## [Required task]
Copy out the data below as written; omit any images.
======== Data shown ========
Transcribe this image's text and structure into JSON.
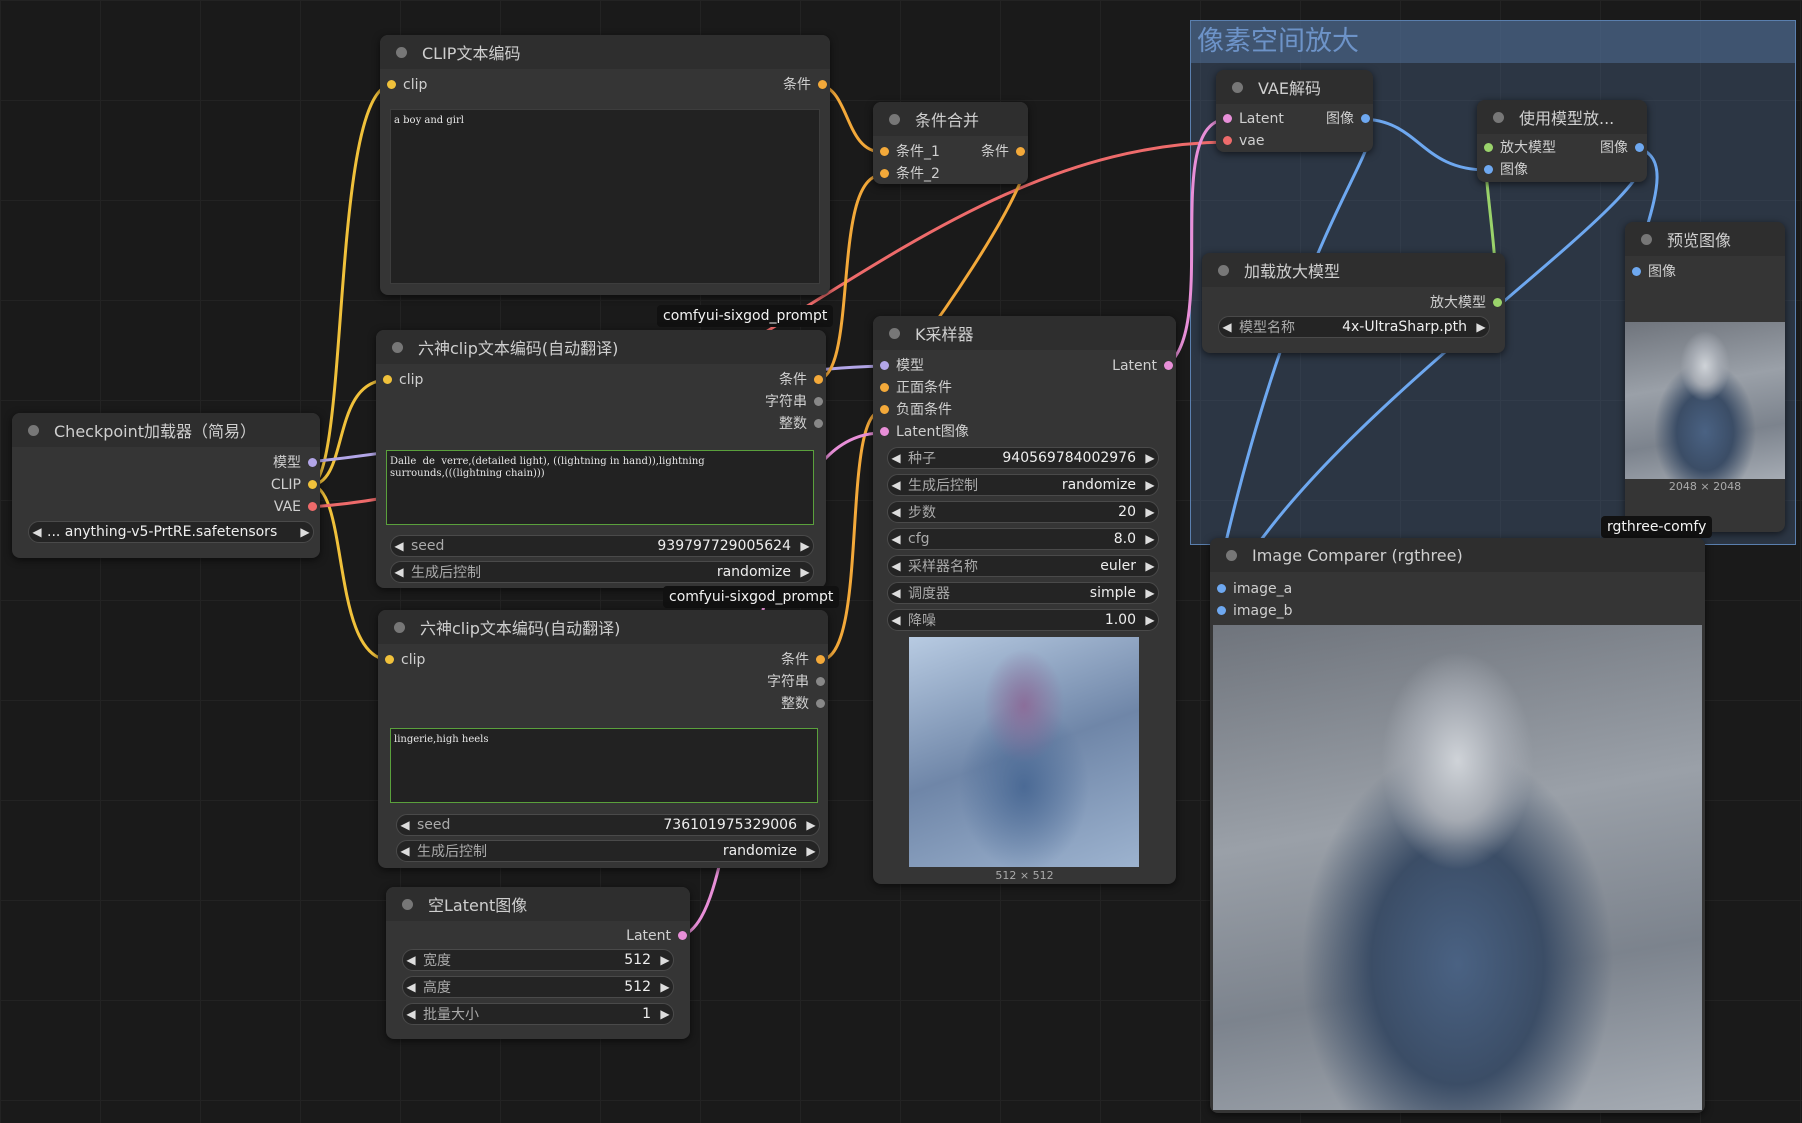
{
  "colors": {
    "clip": "#f0c13b",
    "model": "#b3a6e8",
    "vae": "#ee6b6b",
    "cond": "#f3a93a",
    "latent": "#e88fd8",
    "image": "#6ea8f0",
    "upscale": "#9ad36b",
    "string": "#888888"
  },
  "group": {
    "title": "像素空间放大"
  },
  "nodes": {
    "clip_encode": {
      "title": "CLIP文本编码",
      "in_clip": "clip",
      "out_cond": "条件",
      "text": "a boy and girl",
      "badge": "comfyui-sixgod_prompt"
    },
    "sixgod1": {
      "title": "六神clip文本编码(自动翻译)",
      "in_clip": "clip",
      "out_cond": "条件",
      "out_str": "字符串",
      "out_int": "整数",
      "text": "Dalle  de  verre,(detailed light), ((lightning in hand)),lightning\nsurrounds,(((lightning chain)))",
      "seed_label": "seed",
      "seed_value": "939797729005624",
      "ctrl_label": "生成后控制",
      "ctrl_value": "randomize",
      "badge": "comfyui-sixgod_prompt"
    },
    "sixgod2": {
      "title": "六神clip文本编码(自动翻译)",
      "in_clip": "clip",
      "out_cond": "条件",
      "out_str": "字符串",
      "out_int": "整数",
      "text": "lingerie,high heels",
      "seed_label": "seed",
      "seed_value": "736101975329006",
      "ctrl_label": "生成后控制",
      "ctrl_value": "randomize"
    },
    "checkpoint": {
      "title": "Checkpoint加载器（简易）",
      "out_model": "模型",
      "out_clip": "CLIP",
      "out_vae": "VAE",
      "ckpt_value": "... anything-v5-PrtRE.safetensors"
    },
    "cond_merge": {
      "title": "条件合并",
      "in1": "条件_1",
      "in2": "条件_2",
      "out": "条件"
    },
    "ksampler": {
      "title": "K采样器",
      "in_model": "模型",
      "in_pos": "正面条件",
      "in_neg": "负面条件",
      "in_latent": "Latent图像",
      "out_latent": "Latent",
      "widgets": [
        {
          "label": "种子",
          "value": "940569784002976"
        },
        {
          "label": "生成后控制",
          "value": "randomize"
        },
        {
          "label": "步数",
          "value": "20"
        },
        {
          "label": "cfg",
          "value": "8.0"
        },
        {
          "label": "采样器名称",
          "value": "euler"
        },
        {
          "label": "调度器",
          "value": "simple"
        },
        {
          "label": "降噪",
          "value": "1.00"
        }
      ],
      "image_caption": "512 × 512"
    },
    "empty_latent": {
      "title": "空Latent图像",
      "out_latent": "Latent",
      "widgets": [
        {
          "label": "宽度",
          "value": "512"
        },
        {
          "label": "高度",
          "value": "512"
        },
        {
          "label": "批量大小",
          "value": "1"
        }
      ]
    },
    "vae_decode": {
      "title": "VAE解码",
      "in_latent": "Latent",
      "in_vae": "vae",
      "out_image": "图像"
    },
    "upscale_with_model": {
      "title": "使用模型放...",
      "in_model": "放大模型",
      "in_image": "图像",
      "out_image": "图像"
    },
    "load_upscale": {
      "title": "加载放大模型",
      "out_model": "放大模型",
      "model_label": "模型名称",
      "model_value": "4x-UltraSharp.pth"
    },
    "preview": {
      "title": "预览图像",
      "in_image": "图像",
      "image_caption": "2048 × 2048",
      "badge": "rgthree-comfy"
    },
    "comparer": {
      "title": "Image Comparer (rgthree)",
      "in_a": "image_a",
      "in_b": "image_b"
    }
  }
}
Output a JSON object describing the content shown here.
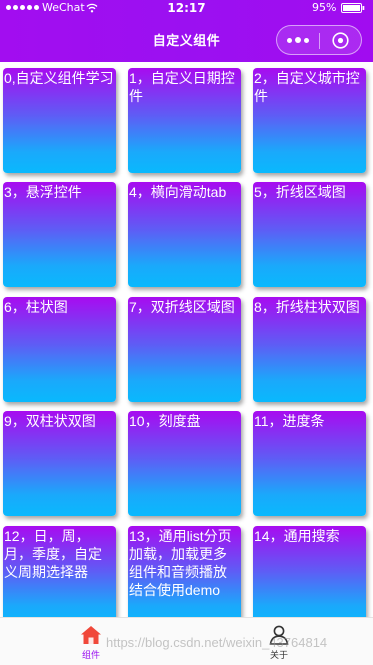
{
  "status_bar": {
    "carrier": "WeChat",
    "time": "12:17",
    "battery": "95%"
  },
  "nav": {
    "title": "自定义组件"
  },
  "grid": {
    "items": [
      {
        "label": "0,自定义组件学习"
      },
      {
        "label": "1，自定义日期控件"
      },
      {
        "label": "2，自定义城市控件"
      },
      {
        "label": "3，悬浮控件"
      },
      {
        "label": "4，横向滑动tab"
      },
      {
        "label": "5，折线区域图"
      },
      {
        "label": "6，柱状图"
      },
      {
        "label": "7，双折线区域图"
      },
      {
        "label": "8，折线柱状双图"
      },
      {
        "label": "9，双柱状双图"
      },
      {
        "label": "10，刻度盘"
      },
      {
        "label": "11，进度条"
      },
      {
        "label": "12，日，周，月，季度，自定义周期选择器"
      },
      {
        "label": "13，通用list分页加载，加载更多组件和音频播放结合使用demo"
      },
      {
        "label": "14，通用搜索"
      }
    ]
  },
  "tabbar": {
    "tabs": [
      {
        "label": "组件",
        "icon": "home-icon",
        "active": true
      },
      {
        "label": "关于",
        "icon": "user-icon",
        "active": false
      }
    ],
    "watermark": "https://blog.csdn.net/weixin_43764814"
  },
  "colors": {
    "header": "#9b10f1",
    "card_top": "#a80bf0",
    "card_bottom": "#09b9fd",
    "active_tab": "#9b10f1"
  }
}
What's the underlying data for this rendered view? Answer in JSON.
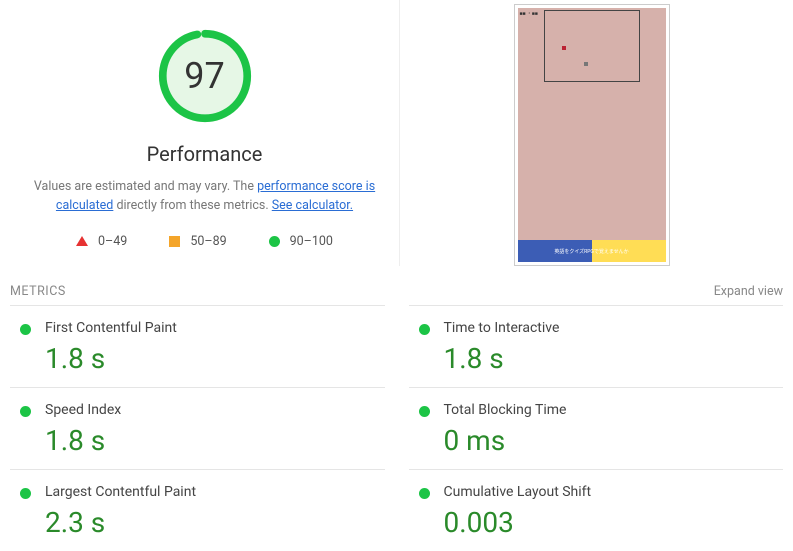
{
  "gauge": {
    "score": "97"
  },
  "header": {
    "title": "Performance",
    "note_prefix": "Values are estimated and may vary. The ",
    "note_link1": "performance score is calculated",
    "note_mid": " directly from these metrics. ",
    "note_link2": "See calculator."
  },
  "legend": {
    "red": "0–49",
    "orange": "50–89",
    "green": "90–100"
  },
  "metrics_section": {
    "title": "METRICS",
    "expand": "Expand view"
  },
  "metrics": [
    {
      "label": "First Contentful Paint",
      "value": "1.8 s"
    },
    {
      "label": "Time to Interactive",
      "value": "1.8 s"
    },
    {
      "label": "Speed Index",
      "value": "1.8 s"
    },
    {
      "label": "Total Blocking Time",
      "value": "0 ms"
    },
    {
      "label": "Largest Contentful Paint",
      "value": "2.3 s"
    },
    {
      "label": "Cumulative Layout Shift",
      "value": "0.003"
    }
  ],
  "thumbnail": {
    "banner_text": "英語をクイズRPGで覚えませんか"
  }
}
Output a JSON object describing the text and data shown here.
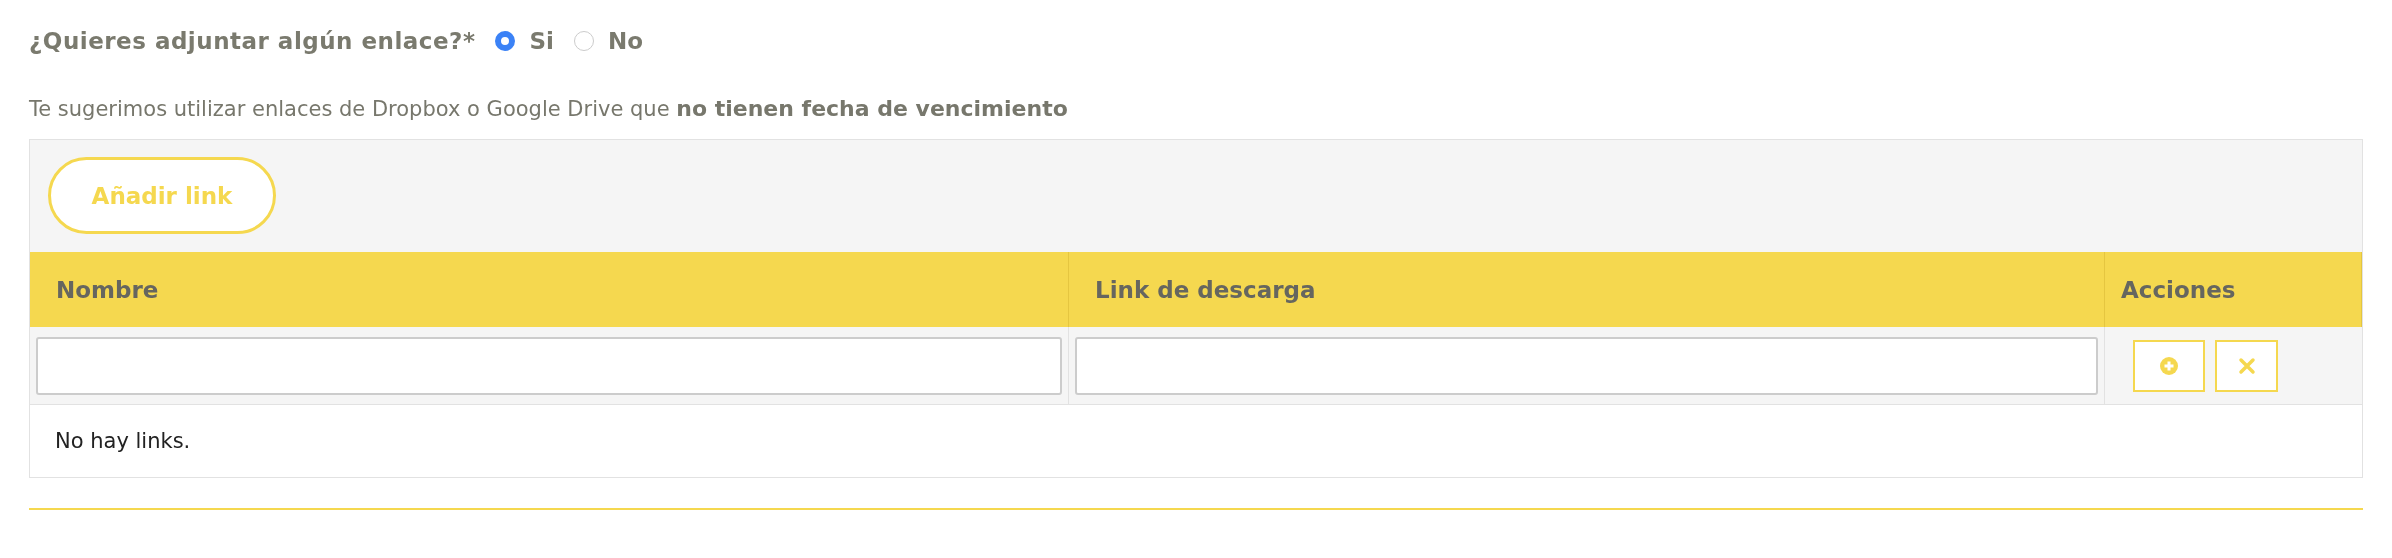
{
  "question": {
    "label": "¿Quieres adjuntar algún enlace?*",
    "options": [
      {
        "label": "Si",
        "selected": true
      },
      {
        "label": "No",
        "selected": false
      }
    ]
  },
  "hint": "Te sugerimos utilizar enlaces de Dropbox o Google Drive que **no tienen fecha de vencimiento**",
  "links_table": {
    "add_button": "Añadir link",
    "columns": [
      "Nombre",
      "Link de descarga",
      "Acciones"
    ],
    "actions": [
      {
        "kind": "add"
      },
      {
        "kind": "remove"
      }
    ],
    "empty_message": "No hay links."
  }
}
========
## [Solution for this exercise]
Transcribe this image's text and structure into JSON.
{
  "colors": {
    "clip": "#f0c13b",
    "model": "#b3a6e8",
    "vae": "#ee6b6b",
    "cond": "#f3a93a",
    "latent": "#e88fd8",
    "image": "#6ea8f0",
    "upscale": "#9ad36b",
    "string": "#888888"
  },
  "group": {
    "title": "像素空间放大"
  },
  "nodes": {
    "clip_encode": {
      "title": "CLIP文本编码",
      "in_clip": "clip",
      "out_cond": "条件",
      "text": "a boy and girl",
      "badge": "comfyui-sixgod_prompt"
    },
    "sixgod1": {
      "title": "六神clip文本编码(自动翻译)",
      "in_clip": "clip",
      "out_cond": "条件",
      "out_str": "字符串",
      "out_int": "整数",
      "text": "Dalle  de  verre,(detailed light), ((lightning in hand)),lightning\nsurrounds,(((lightning chain)))",
      "seed_label": "seed",
      "seed_value": "939797729005624",
      "ctrl_label": "生成后控制",
      "ctrl_value": "randomize",
      "badge": "comfyui-sixgod_prompt"
    },
    "sixgod2": {
      "title": "六神clip文本编码(自动翻译)",
      "in_clip": "clip",
      "out_cond": "条件",
      "out_str": "字符串",
      "out_int": "整数",
      "text": "lingerie,high heels",
      "seed_label": "seed",
      "seed_value": "736101975329006",
      "ctrl_label": "生成后控制",
      "ctrl_value": "randomize"
    },
    "checkpoint": {
      "title": "Checkpoint加载器（简易）",
      "out_model": "模型",
      "out_clip": "CLIP",
      "out_vae": "VAE",
      "ckpt_value": "... anything-v5-PrtRE.safetensors"
    },
    "cond_merge": {
      "title": "条件合并",
      "in1": "条件_1",
      "in2": "条件_2",
      "out": "条件"
    },
    "ksampler": {
      "title": "K采样器",
      "in_model": "模型",
      "in_pos": "正面条件",
      "in_neg": "负面条件",
      "in_latent": "Latent图像",
      "out_latent": "Latent",
      "widgets": [
        {
          "label": "种子",
          "value": "940569784002976"
        },
        {
          "label": "生成后控制",
          "value": "randomize"
        },
        {
          "label": "步数",
          "value": "20"
        },
        {
          "label": "cfg",
          "value": "8.0"
        },
        {
          "label": "采样器名称",
          "value": "euler"
        },
        {
          "label": "调度器",
          "value": "simple"
        },
        {
          "label": "降噪",
          "value": "1.00"
        }
      ],
      "image_caption": "512 × 512"
    },
    "empty_latent": {
      "title": "空Latent图像",
      "out_latent": "Latent",
      "widgets": [
        {
          "label": "宽度",
          "value": "512"
        },
        {
          "label": "高度",
          "value": "512"
        },
        {
          "label": "批量大小",
          "value": "1"
        }
      ]
    },
    "vae_decode": {
      "title": "VAE解码",
      "in_latent": "Latent",
      "in_vae": "vae",
      "out_image": "图像"
    },
    "upscale_with_model": {
      "title": "使用模型放...",
      "in_model": "放大模型",
      "in_image": "图像",
      "out_image": "图像"
    },
    "load_upscale": {
      "title": "加载放大模型",
      "out_model": "放大模型",
      "model_label": "模型名称",
      "model_value": "4x-UltraSharp.pth"
    },
    "preview": {
      "title": "预览图像",
      "in_image": "图像",
      "image_caption": "2048 × 2048",
      "badge": "rgthree-comfy"
    },
    "comparer": {
      "title": "Image Comparer (rgthree)",
      "in_a": "image_a",
      "in_b": "image_b"
    }
  }
}
Output a JSON object describing the content shown here.
{
  "status_bar": {
    "carrier": "WeChat",
    "time": "12:17",
    "battery": "95%"
  },
  "nav": {
    "title": "自定义组件"
  },
  "grid": {
    "items": [
      {
        "label": "0,自定义组件学习"
      },
      {
        "label": "1，自定义日期控件"
      },
      {
        "label": "2，自定义城市控件"
      },
      {
        "label": "3，悬浮控件"
      },
      {
        "label": "4，横向滑动tab"
      },
      {
        "label": "5，折线区域图"
      },
      {
        "label": "6，柱状图"
      },
      {
        "label": "7，双折线区域图"
      },
      {
        "label": "8，折线柱状双图"
      },
      {
        "label": "9，双柱状双图"
      },
      {
        "label": "10，刻度盘"
      },
      {
        "label": "11，进度条"
      },
      {
        "label": "12，日，周，月，季度，自定义周期选择器"
      },
      {
        "label": "13，通用list分页加载，加载更多组件和音频播放结合使用demo"
      },
      {
        "label": "14，通用搜索"
      }
    ]
  },
  "tabbar": {
    "tabs": [
      {
        "label": "组件",
        "icon": "home-icon",
        "active": true
      },
      {
        "label": "关于",
        "icon": "user-icon",
        "active": false
      }
    ],
    "watermark": "https://blog.csdn.net/weixin_43764814"
  },
  "colors": {
    "header": "#9b10f1",
    "card_top": "#a80bf0",
    "card_bottom": "#09b9fd",
    "active_tab": "#9b10f1"
  }
}
What's the underlying data for this rendered view? Answer in JSON.
{
  "gauge": {
    "score": "97"
  },
  "header": {
    "title": "Performance",
    "note_prefix": "Values are estimated and may vary. The ",
    "note_link1": "performance score is calculated",
    "note_mid": " directly from these metrics. ",
    "note_link2": "See calculator."
  },
  "legend": {
    "red": "0–49",
    "orange": "50–89",
    "green": "90–100"
  },
  "metrics_section": {
    "title": "METRICS",
    "expand": "Expand view"
  },
  "metrics": [
    {
      "label": "First Contentful Paint",
      "value": "1.8 s"
    },
    {
      "label": "Time to Interactive",
      "value": "1.8 s"
    },
    {
      "label": "Speed Index",
      "value": "1.8 s"
    },
    {
      "label": "Total Blocking Time",
      "value": "0 ms"
    },
    {
      "label": "Largest Contentful Paint",
      "value": "2.3 s"
    },
    {
      "label": "Cumulative Layout Shift",
      "value": "0.003"
    }
  ],
  "thumbnail": {
    "banner_text": "英語をクイズRPGで覚えませんか"
  }
}
Output a JSON object describing the text and data shown here.
{
  "question": {
    "label": "¿Quieres adjuntar algún enlace?*",
    "options": [
      {
        "label": "Si",
        "selected": true
      },
      {
        "label": "No",
        "selected": false
      }
    ]
  },
  "hint": "Te sugerimos utilizar enlaces de Dropbox o Google Drive que **no tienen fecha de vencimiento**",
  "links_table": {
    "add_button": "Añadir link",
    "columns": [
      "Nombre",
      "Link de descarga",
      "Acciones"
    ],
    "actions": [
      {
        "kind": "add"
      },
      {
        "kind": "remove"
      }
    ],
    "empty_message": "No hay links."
  }
}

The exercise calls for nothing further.